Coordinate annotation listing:
::::::::
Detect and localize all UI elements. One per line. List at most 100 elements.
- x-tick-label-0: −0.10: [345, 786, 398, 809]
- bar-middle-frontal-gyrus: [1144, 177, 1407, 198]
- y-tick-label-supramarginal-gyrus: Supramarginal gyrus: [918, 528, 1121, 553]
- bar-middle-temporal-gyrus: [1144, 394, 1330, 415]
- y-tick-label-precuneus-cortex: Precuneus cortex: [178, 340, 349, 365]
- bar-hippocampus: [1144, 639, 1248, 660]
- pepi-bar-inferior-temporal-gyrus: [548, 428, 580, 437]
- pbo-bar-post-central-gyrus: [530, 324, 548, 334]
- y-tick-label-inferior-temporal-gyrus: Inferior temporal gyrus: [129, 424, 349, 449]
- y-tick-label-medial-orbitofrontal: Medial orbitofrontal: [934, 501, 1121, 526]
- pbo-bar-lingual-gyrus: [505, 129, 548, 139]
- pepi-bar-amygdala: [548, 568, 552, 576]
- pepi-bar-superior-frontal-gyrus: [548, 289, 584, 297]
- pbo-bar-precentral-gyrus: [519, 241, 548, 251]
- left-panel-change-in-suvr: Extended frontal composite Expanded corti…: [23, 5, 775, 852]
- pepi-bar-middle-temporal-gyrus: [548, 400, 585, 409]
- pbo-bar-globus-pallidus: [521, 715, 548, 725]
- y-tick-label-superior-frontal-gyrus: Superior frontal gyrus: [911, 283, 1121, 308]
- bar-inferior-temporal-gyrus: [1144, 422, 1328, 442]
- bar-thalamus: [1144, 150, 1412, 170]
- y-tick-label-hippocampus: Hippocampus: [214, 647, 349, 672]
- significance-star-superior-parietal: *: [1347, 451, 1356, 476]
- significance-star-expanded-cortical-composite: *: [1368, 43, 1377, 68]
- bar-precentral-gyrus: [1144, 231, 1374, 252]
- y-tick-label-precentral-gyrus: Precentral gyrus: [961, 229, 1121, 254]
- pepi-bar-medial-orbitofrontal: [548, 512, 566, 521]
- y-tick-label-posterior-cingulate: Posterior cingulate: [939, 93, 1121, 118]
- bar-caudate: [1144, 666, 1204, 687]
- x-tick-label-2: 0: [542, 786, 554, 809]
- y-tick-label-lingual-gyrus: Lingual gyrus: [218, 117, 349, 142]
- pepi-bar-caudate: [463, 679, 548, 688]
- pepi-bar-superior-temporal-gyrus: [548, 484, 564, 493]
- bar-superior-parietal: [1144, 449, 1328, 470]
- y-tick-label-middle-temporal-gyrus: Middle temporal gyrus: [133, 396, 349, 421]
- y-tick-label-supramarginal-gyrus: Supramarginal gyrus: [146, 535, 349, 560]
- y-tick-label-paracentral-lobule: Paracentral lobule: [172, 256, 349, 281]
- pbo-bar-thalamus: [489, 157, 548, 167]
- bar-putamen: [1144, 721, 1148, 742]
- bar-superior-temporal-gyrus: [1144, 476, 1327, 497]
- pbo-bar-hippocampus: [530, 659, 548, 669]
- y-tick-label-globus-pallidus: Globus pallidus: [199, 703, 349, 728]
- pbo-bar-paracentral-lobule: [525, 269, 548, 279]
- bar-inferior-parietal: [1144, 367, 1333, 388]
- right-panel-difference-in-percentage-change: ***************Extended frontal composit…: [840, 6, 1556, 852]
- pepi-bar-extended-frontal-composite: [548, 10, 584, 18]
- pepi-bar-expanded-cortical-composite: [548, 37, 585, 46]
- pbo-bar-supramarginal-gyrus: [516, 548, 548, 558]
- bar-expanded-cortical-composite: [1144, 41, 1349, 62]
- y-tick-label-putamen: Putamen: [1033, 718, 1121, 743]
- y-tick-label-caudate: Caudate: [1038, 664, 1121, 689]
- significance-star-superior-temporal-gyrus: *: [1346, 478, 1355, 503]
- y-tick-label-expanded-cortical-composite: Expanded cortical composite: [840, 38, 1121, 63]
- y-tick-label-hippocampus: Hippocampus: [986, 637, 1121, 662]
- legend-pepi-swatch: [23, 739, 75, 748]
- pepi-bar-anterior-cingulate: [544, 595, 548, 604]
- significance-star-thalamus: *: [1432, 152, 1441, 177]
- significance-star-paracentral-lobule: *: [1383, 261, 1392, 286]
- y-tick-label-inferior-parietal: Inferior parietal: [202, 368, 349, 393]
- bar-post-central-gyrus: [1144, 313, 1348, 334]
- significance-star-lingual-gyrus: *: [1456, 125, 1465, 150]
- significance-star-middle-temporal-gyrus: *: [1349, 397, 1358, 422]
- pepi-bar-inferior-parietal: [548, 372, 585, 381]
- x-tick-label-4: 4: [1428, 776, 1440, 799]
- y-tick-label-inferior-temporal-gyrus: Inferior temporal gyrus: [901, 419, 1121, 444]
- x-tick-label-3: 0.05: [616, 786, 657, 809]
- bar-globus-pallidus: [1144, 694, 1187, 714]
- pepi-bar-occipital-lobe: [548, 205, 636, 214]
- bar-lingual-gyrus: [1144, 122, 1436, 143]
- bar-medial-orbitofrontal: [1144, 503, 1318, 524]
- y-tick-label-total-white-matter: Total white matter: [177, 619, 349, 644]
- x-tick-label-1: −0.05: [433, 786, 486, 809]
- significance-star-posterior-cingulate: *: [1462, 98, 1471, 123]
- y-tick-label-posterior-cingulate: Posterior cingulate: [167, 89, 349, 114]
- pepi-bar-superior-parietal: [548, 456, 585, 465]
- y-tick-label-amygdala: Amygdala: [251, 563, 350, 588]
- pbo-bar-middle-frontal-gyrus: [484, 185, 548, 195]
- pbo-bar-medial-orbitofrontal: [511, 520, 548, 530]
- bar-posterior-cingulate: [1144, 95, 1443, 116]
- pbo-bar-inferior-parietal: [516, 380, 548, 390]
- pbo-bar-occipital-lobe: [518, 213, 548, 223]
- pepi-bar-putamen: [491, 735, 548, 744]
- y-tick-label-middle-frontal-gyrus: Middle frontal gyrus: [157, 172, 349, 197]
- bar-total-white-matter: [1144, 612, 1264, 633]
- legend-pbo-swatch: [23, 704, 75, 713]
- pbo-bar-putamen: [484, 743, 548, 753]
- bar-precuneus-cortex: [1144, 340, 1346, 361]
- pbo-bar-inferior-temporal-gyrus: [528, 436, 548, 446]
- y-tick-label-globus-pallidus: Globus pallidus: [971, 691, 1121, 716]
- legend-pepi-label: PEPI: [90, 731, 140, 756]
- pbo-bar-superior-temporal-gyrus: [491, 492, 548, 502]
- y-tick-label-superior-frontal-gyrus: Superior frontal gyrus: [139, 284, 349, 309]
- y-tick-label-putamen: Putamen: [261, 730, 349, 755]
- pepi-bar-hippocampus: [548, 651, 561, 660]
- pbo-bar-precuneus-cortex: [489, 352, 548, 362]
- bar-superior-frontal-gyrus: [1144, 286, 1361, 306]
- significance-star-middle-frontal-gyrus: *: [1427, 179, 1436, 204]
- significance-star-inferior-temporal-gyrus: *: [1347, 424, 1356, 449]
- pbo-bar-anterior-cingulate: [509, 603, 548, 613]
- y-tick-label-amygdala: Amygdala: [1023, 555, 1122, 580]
::::::::
WORK TO COMPLETE
Repeat every line of the listing above exactly as it appears.

RESULT
Detect and localize all UI elements. One per line. List at most 100 elements.
- x-tick-label-0: −0.10: [345, 786, 398, 809]
- bar-middle-frontal-gyrus: [1144, 177, 1407, 198]
- y-tick-label-supramarginal-gyrus: Supramarginal gyrus: [918, 528, 1121, 553]
- bar-middle-temporal-gyrus: [1144, 394, 1330, 415]
- y-tick-label-precuneus-cortex: Precuneus cortex: [178, 340, 349, 365]
- bar-hippocampus: [1144, 639, 1248, 660]
- pepi-bar-inferior-temporal-gyrus: [548, 428, 580, 437]
- pbo-bar-post-central-gyrus: [530, 324, 548, 334]
- y-tick-label-inferior-temporal-gyrus: Inferior temporal gyrus: [129, 424, 349, 449]
- y-tick-label-medial-orbitofrontal: Medial orbitofrontal: [934, 501, 1121, 526]
- pbo-bar-lingual-gyrus: [505, 129, 548, 139]
- pepi-bar-amygdala: [548, 568, 552, 576]
- pepi-bar-superior-frontal-gyrus: [548, 289, 584, 297]
- pbo-bar-precentral-gyrus: [519, 241, 548, 251]
- left-panel-change-in-suvr: Extended frontal composite Expanded corti…: [23, 5, 775, 852]
- pepi-bar-middle-temporal-gyrus: [548, 400, 585, 409]
- pbo-bar-globus-pallidus: [521, 715, 548, 725]
- y-tick-label-superior-frontal-gyrus: Superior frontal gyrus: [911, 283, 1121, 308]
- bar-inferior-temporal-gyrus: [1144, 422, 1328, 442]
- bar-thalamus: [1144, 150, 1412, 170]
- y-tick-label-hippocampus: Hippocampus: [214, 647, 349, 672]
- significance-star-superior-parietal: *: [1347, 451, 1356, 476]
- significance-star-expanded-cortical-composite: *: [1368, 43, 1377, 68]
- bar-precentral-gyrus: [1144, 231, 1374, 252]
- y-tick-label-precentral-gyrus: Precentral gyrus: [961, 229, 1121, 254]
- pepi-bar-medial-orbitofrontal: [548, 512, 566, 521]
- y-tick-label-posterior-cingulate: Posterior cingulate: [939, 93, 1121, 118]
- bar-caudate: [1144, 666, 1204, 687]
- x-tick-label-2: 0: [542, 786, 554, 809]
- y-tick-label-lingual-gyrus: Lingual gyrus: [218, 117, 349, 142]
- pepi-bar-caudate: [463, 679, 548, 688]
- pepi-bar-superior-temporal-gyrus: [548, 484, 564, 493]
- bar-superior-parietal: [1144, 449, 1328, 470]
- y-tick-label-middle-temporal-gyrus: Middle temporal gyrus: [133, 396, 349, 421]
- y-tick-label-supramarginal-gyrus: Supramarginal gyrus: [146, 535, 349, 560]
- y-tick-label-paracentral-lobule: Paracentral lobule: [172, 256, 349, 281]
- pbo-bar-thalamus: [489, 157, 548, 167]
- bar-putamen: [1144, 721, 1148, 742]
- bar-superior-temporal-gyrus: [1144, 476, 1327, 497]
- pbo-bar-hippocampus: [530, 659, 548, 669]
- y-tick-label-globus-pallidus: Globus pallidus: [199, 703, 349, 728]
- pbo-bar-paracentral-lobule: [525, 269, 548, 279]
- bar-inferior-parietal: [1144, 367, 1333, 388]
- right-panel-difference-in-percentage-change: ***************Extended frontal composit…: [840, 6, 1556, 852]
- pepi-bar-extended-frontal-composite: [548, 10, 584, 18]
- pepi-bar-expanded-cortical-composite: [548, 37, 585, 46]
- pbo-bar-supramarginal-gyrus: [516, 548, 548, 558]
- bar-expanded-cortical-composite: [1144, 41, 1349, 62]
- y-tick-label-putamen: Putamen: [1033, 718, 1121, 743]
- y-tick-label-caudate: Caudate: [1038, 664, 1121, 689]
- significance-star-superior-temporal-gyrus: *: [1346, 478, 1355, 503]
- y-tick-label-expanded-cortical-composite: Expanded cortical composite: [840, 38, 1121, 63]
- y-tick-label-hippocampus: Hippocampus: [986, 637, 1121, 662]
- legend-pepi-swatch: [23, 739, 75, 748]
- pepi-bar-anterior-cingulate: [544, 595, 548, 604]
- significance-star-thalamus: *: [1432, 152, 1441, 177]
- significance-star-paracentral-lobule: *: [1383, 261, 1392, 286]
- y-tick-label-inferior-parietal: Inferior parietal: [202, 368, 349, 393]
- bar-post-central-gyrus: [1144, 313, 1348, 334]
- significance-star-lingual-gyrus: *: [1456, 125, 1465, 150]
- significance-star-middle-temporal-gyrus: *: [1349, 397, 1358, 422]
- pepi-bar-inferior-parietal: [548, 372, 585, 381]
- x-tick-label-4: 4: [1428, 776, 1440, 799]
- y-tick-label-inferior-temporal-gyrus: Inferior temporal gyrus: [901, 419, 1121, 444]
- x-tick-label-3: 0.05: [616, 786, 657, 809]
- bar-globus-pallidus: [1144, 694, 1187, 714]
- pepi-bar-occipital-lobe: [548, 205, 636, 214]
- bar-lingual-gyrus: [1144, 122, 1436, 143]
- bar-medial-orbitofrontal: [1144, 503, 1318, 524]
- y-tick-label-total-white-matter: Total white matter: [177, 619, 349, 644]
- x-tick-label-1: −0.05: [433, 786, 486, 809]
- significance-star-posterior-cingulate: *: [1462, 98, 1471, 123]
- y-tick-label-posterior-cingulate: Posterior cingulate: [167, 89, 349, 114]
- pepi-bar-superior-parietal: [548, 456, 585, 465]
- y-tick-label-amygdala: Amygdala: [251, 563, 350, 588]
- pbo-bar-middle-frontal-gyrus: [484, 185, 548, 195]
- pbo-bar-medial-orbitofrontal: [511, 520, 548, 530]
- bar-posterior-cingulate: [1144, 95, 1443, 116]
- pbo-bar-inferior-parietal: [516, 380, 548, 390]
- pbo-bar-occipital-lobe: [518, 213, 548, 223]
- pepi-bar-putamen: [491, 735, 548, 744]
- y-tick-label-middle-frontal-gyrus: Middle frontal gyrus: [157, 172, 349, 197]
- bar-total-white-matter: [1144, 612, 1264, 633]
- legend-pbo-swatch: [23, 704, 75, 713]
- pbo-bar-putamen: [484, 743, 548, 753]
- bar-precuneus-cortex: [1144, 340, 1346, 361]
- pbo-bar-inferior-temporal-gyrus: [528, 436, 548, 446]
- y-tick-label-globus-pallidus: Globus pallidus: [971, 691, 1121, 716]
- legend-pepi-label: PEPI: [90, 731, 140, 756]
- pbo-bar-superior-temporal-gyrus: [491, 492, 548, 502]
- y-tick-label-superior-frontal-gyrus: Superior frontal gyrus: [139, 284, 349, 309]
- y-tick-label-putamen: Putamen: [261, 730, 349, 755]
- pepi-bar-hippocampus: [548, 651, 561, 660]
- pbo-bar-precuneus-cortex: [489, 352, 548, 362]
- bar-superior-frontal-gyrus: [1144, 286, 1361, 306]
- significance-star-middle-frontal-gyrus: *: [1427, 179, 1436, 204]
- significance-star-inferior-temporal-gyrus: *: [1347, 424, 1356, 449]
- pbo-bar-anterior-cingulate: [509, 603, 548, 613]
- y-tick-label-amygdala: Amygdala: [1023, 555, 1122, 580]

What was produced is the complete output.